Find the lines containing the word "marker" and copy every one of them.

• • •

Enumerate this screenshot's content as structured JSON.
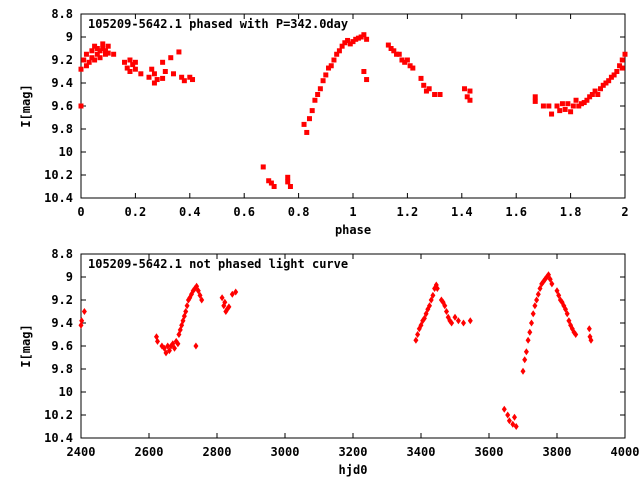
{
  "chart_data": [
    {
      "type": "scatter",
      "title": "105209-5642.1 phased with P=342.0day",
      "xlabel": "phase",
      "ylabel": "I[mag]",
      "xlim": [
        0,
        2
      ],
      "ylim": [
        8.8,
        10.4
      ],
      "y_inverted": true,
      "grid": false,
      "marker": "filled-square",
      "color": "#ff0000",
      "x_ticks": [
        0,
        0.2,
        0.4,
        0.6,
        0.8,
        1,
        1.2,
        1.4,
        1.6,
        1.8,
        2
      ],
      "x_tick_labels": [
        "0",
        "0.2",
        "0.4",
        "0.6",
        "0.8",
        "1",
        "1.2",
        "1.4",
        "1.6",
        "1.8",
        "2"
      ],
      "y_ticks": [
        8.8,
        9,
        9.2,
        9.4,
        9.6,
        9.8,
        10,
        10.2,
        10.4
      ],
      "y_tick_labels": [
        "8.8",
        "9",
        "9.2",
        "9.4",
        "9.6",
        "9.8",
        "10",
        "10.2",
        "10.4"
      ],
      "series": [
        {
          "points": [
            [
              0.0,
              9.28
            ],
            [
              0.0,
              9.6
            ],
            [
              0.01,
              9.2
            ],
            [
              0.02,
              9.25
            ],
            [
              0.02,
              9.15
            ],
            [
              0.03,
              9.22
            ],
            [
              0.04,
              9.18
            ],
            [
              0.04,
              9.12
            ],
            [
              0.05,
              9.2
            ],
            [
              0.05,
              9.08
            ],
            [
              0.06,
              9.15
            ],
            [
              0.06,
              9.1
            ],
            [
              0.07,
              9.12
            ],
            [
              0.07,
              9.18
            ],
            [
              0.08,
              9.06
            ],
            [
              0.08,
              9.1
            ],
            [
              0.09,
              9.15
            ],
            [
              0.09,
              9.12
            ],
            [
              0.1,
              9.08
            ],
            [
              0.1,
              9.14
            ],
            [
              0.12,
              9.15
            ],
            [
              0.16,
              9.22
            ],
            [
              0.17,
              9.27
            ],
            [
              0.18,
              9.2
            ],
            [
              0.18,
              9.3
            ],
            [
              0.19,
              9.24
            ],
            [
              0.2,
              9.28
            ],
            [
              0.2,
              9.22
            ],
            [
              0.22,
              9.32
            ],
            [
              0.25,
              9.35
            ],
            [
              0.26,
              9.28
            ],
            [
              0.27,
              9.4
            ],
            [
              0.27,
              9.32
            ],
            [
              0.28,
              9.37
            ],
            [
              0.3,
              9.22
            ],
            [
              0.3,
              9.36
            ],
            [
              0.31,
              9.3
            ],
            [
              0.33,
              9.18
            ],
            [
              0.34,
              9.32
            ],
            [
              0.36,
              9.13
            ],
            [
              0.37,
              9.35
            ],
            [
              0.38,
              9.38
            ],
            [
              0.4,
              9.35
            ],
            [
              0.41,
              9.37
            ],
            [
              0.67,
              10.13
            ],
            [
              0.69,
              10.25
            ],
            [
              0.7,
              10.27
            ],
            [
              0.71,
              10.3
            ],
            [
              0.76,
              10.22
            ],
            [
              0.76,
              10.26
            ],
            [
              0.77,
              10.3
            ],
            [
              0.82,
              9.76
            ],
            [
              0.83,
              9.83
            ],
            [
              0.84,
              9.71
            ],
            [
              0.85,
              9.64
            ],
            [
              0.86,
              9.55
            ],
            [
              0.87,
              9.5
            ],
            [
              0.88,
              9.45
            ],
            [
              0.89,
              9.38
            ],
            [
              0.9,
              9.33
            ],
            [
              0.91,
              9.27
            ],
            [
              0.92,
              9.25
            ],
            [
              0.93,
              9.2
            ],
            [
              0.94,
              9.15
            ],
            [
              0.95,
              9.12
            ],
            [
              0.96,
              9.08
            ],
            [
              0.97,
              9.05
            ],
            [
              0.98,
              9.03
            ],
            [
              0.99,
              9.06
            ],
            [
              1.0,
              9.04
            ],
            [
              1.01,
              9.02
            ],
            [
              1.02,
              9.01
            ],
            [
              1.03,
              9.0
            ],
            [
              1.04,
              8.98
            ],
            [
              1.05,
              9.02
            ],
            [
              1.04,
              9.3
            ],
            [
              1.05,
              9.37
            ],
            [
              1.13,
              9.07
            ],
            [
              1.14,
              9.1
            ],
            [
              1.15,
              9.12
            ],
            [
              1.16,
              9.15
            ],
            [
              1.17,
              9.15
            ],
            [
              1.18,
              9.2
            ],
            [
              1.19,
              9.22
            ],
            [
              1.2,
              9.2
            ],
            [
              1.21,
              9.25
            ],
            [
              1.22,
              9.27
            ],
            [
              1.25,
              9.36
            ],
            [
              1.26,
              9.42
            ],
            [
              1.27,
              9.47
            ],
            [
              1.28,
              9.45
            ],
            [
              1.3,
              9.5
            ],
            [
              1.32,
              9.5
            ],
            [
              1.41,
              9.45
            ],
            [
              1.42,
              9.52
            ],
            [
              1.43,
              9.55
            ],
            [
              1.43,
              9.47
            ],
            [
              1.67,
              9.52
            ],
            [
              1.67,
              9.56
            ],
            [
              1.7,
              9.6
            ],
            [
              1.72,
              9.6
            ],
            [
              1.73,
              9.67
            ],
            [
              1.75,
              9.6
            ],
            [
              1.76,
              9.64
            ],
            [
              1.77,
              9.58
            ],
            [
              1.78,
              9.63
            ],
            [
              1.79,
              9.58
            ],
            [
              1.8,
              9.65
            ],
            [
              1.81,
              9.6
            ],
            [
              1.82,
              9.55
            ],
            [
              1.83,
              9.6
            ],
            [
              1.84,
              9.58
            ],
            [
              1.85,
              9.57
            ],
            [
              1.86,
              9.55
            ],
            [
              1.87,
              9.52
            ],
            [
              1.88,
              9.5
            ],
            [
              1.89,
              9.47
            ],
            [
              1.9,
              9.5
            ],
            [
              1.91,
              9.45
            ],
            [
              1.92,
              9.42
            ],
            [
              1.93,
              9.4
            ],
            [
              1.94,
              9.38
            ],
            [
              1.95,
              9.35
            ],
            [
              1.96,
              9.33
            ],
            [
              1.97,
              9.3
            ],
            [
              1.98,
              9.25
            ],
            [
              1.99,
              9.2
            ],
            [
              2.0,
              9.15
            ],
            [
              1.99,
              9.27
            ]
          ]
        }
      ]
    },
    {
      "type": "scatter",
      "title": "105209-5642.1 not phased light curve",
      "xlabel": "hjd0",
      "ylabel": "I[mag]",
      "xlim": [
        2400,
        4000
      ],
      "ylim": [
        8.8,
        10.4
      ],
      "y_inverted": true,
      "grid": false,
      "marker": "filled-diamond",
      "color": "#ff0000",
      "x_ticks": [
        2400,
        2600,
        2800,
        3000,
        3200,
        3400,
        3600,
        3800,
        4000
      ],
      "x_tick_labels": [
        "2400",
        "2600",
        "2800",
        "3000",
        "3200",
        "3400",
        "3600",
        "3800",
        "4000"
      ],
      "y_ticks": [
        8.8,
        9,
        9.2,
        9.4,
        9.6,
        9.8,
        10,
        10.2,
        10.4
      ],
      "y_tick_labels": [
        "8.8",
        "9",
        "9.2",
        "9.4",
        "9.6",
        "9.8",
        "10",
        "10.2",
        "10.4"
      ],
      "series": [
        {
          "points": [
            [
              2400,
              9.42
            ],
            [
              2402,
              9.38
            ],
            [
              2410,
              9.3
            ],
            [
              2622,
              9.52
            ],
            [
              2625,
              9.56
            ],
            [
              2638,
              9.6
            ],
            [
              2645,
              9.62
            ],
            [
              2650,
              9.66
            ],
            [
              2655,
              9.6
            ],
            [
              2660,
              9.64
            ],
            [
              2665,
              9.6
            ],
            [
              2670,
              9.58
            ],
            [
              2675,
              9.62
            ],
            [
              2680,
              9.56
            ],
            [
              2685,
              9.58
            ],
            [
              2688,
              9.5
            ],
            [
              2692,
              9.46
            ],
            [
              2696,
              9.42
            ],
            [
              2700,
              9.38
            ],
            [
              2704,
              9.34
            ],
            [
              2708,
              9.3
            ],
            [
              2712,
              9.25
            ],
            [
              2716,
              9.2
            ],
            [
              2720,
              9.18
            ],
            [
              2725,
              9.15
            ],
            [
              2730,
              9.12
            ],
            [
              2735,
              9.1
            ],
            [
              2740,
              9.08
            ],
            [
              2745,
              9.12
            ],
            [
              2750,
              9.16
            ],
            [
              2755,
              9.2
            ],
            [
              2738,
              9.6
            ],
            [
              2815,
              9.18
            ],
            [
              2820,
              9.25
            ],
            [
              2823,
              9.22
            ],
            [
              2826,
              9.3
            ],
            [
              2830,
              9.28
            ],
            [
              2835,
              9.26
            ],
            [
              2845,
              9.15
            ],
            [
              2855,
              9.13
            ],
            [
              3385,
              9.55
            ],
            [
              3390,
              9.5
            ],
            [
              3395,
              9.45
            ],
            [
              3400,
              9.42
            ],
            [
              3405,
              9.38
            ],
            [
              3410,
              9.36
            ],
            [
              3415,
              9.32
            ],
            [
              3420,
              9.28
            ],
            [
              3425,
              9.25
            ],
            [
              3430,
              9.2
            ],
            [
              3435,
              9.16
            ],
            [
              3440,
              9.1
            ],
            [
              3445,
              9.07
            ],
            [
              3448,
              9.1
            ],
            [
              3460,
              9.2
            ],
            [
              3465,
              9.22
            ],
            [
              3470,
              9.25
            ],
            [
              3475,
              9.3
            ],
            [
              3480,
              9.35
            ],
            [
              3485,
              9.38
            ],
            [
              3490,
              9.4
            ],
            [
              3500,
              9.35
            ],
            [
              3510,
              9.38
            ],
            [
              3525,
              9.4
            ],
            [
              3545,
              9.38
            ],
            [
              3645,
              10.15
            ],
            [
              3655,
              10.2
            ],
            [
              3660,
              10.25
            ],
            [
              3670,
              10.28
            ],
            [
              3675,
              10.22
            ],
            [
              3680,
              10.3
            ],
            [
              3700,
              9.82
            ],
            [
              3705,
              9.72
            ],
            [
              3710,
              9.65
            ],
            [
              3715,
              9.55
            ],
            [
              3720,
              9.48
            ],
            [
              3725,
              9.4
            ],
            [
              3730,
              9.32
            ],
            [
              3735,
              9.25
            ],
            [
              3740,
              9.2
            ],
            [
              3745,
              9.15
            ],
            [
              3750,
              9.1
            ],
            [
              3755,
              9.06
            ],
            [
              3760,
              9.04
            ],
            [
              3765,
              9.02
            ],
            [
              3770,
              9.0
            ],
            [
              3775,
              8.98
            ],
            [
              3780,
              9.02
            ],
            [
              3785,
              9.06
            ],
            [
              3800,
              9.12
            ],
            [
              3805,
              9.16
            ],
            [
              3810,
              9.2
            ],
            [
              3815,
              9.22
            ],
            [
              3820,
              9.25
            ],
            [
              3825,
              9.28
            ],
            [
              3830,
              9.32
            ],
            [
              3835,
              9.38
            ],
            [
              3840,
              9.42
            ],
            [
              3845,
              9.45
            ],
            [
              3850,
              9.48
            ],
            [
              3855,
              9.5
            ],
            [
              3895,
              9.45
            ],
            [
              3897,
              9.52
            ],
            [
              3900,
              9.55
            ]
          ]
        }
      ]
    }
  ]
}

• • •

Answer to this problem:
      "marker": "filled-square",
      "marker": "filled-diamond",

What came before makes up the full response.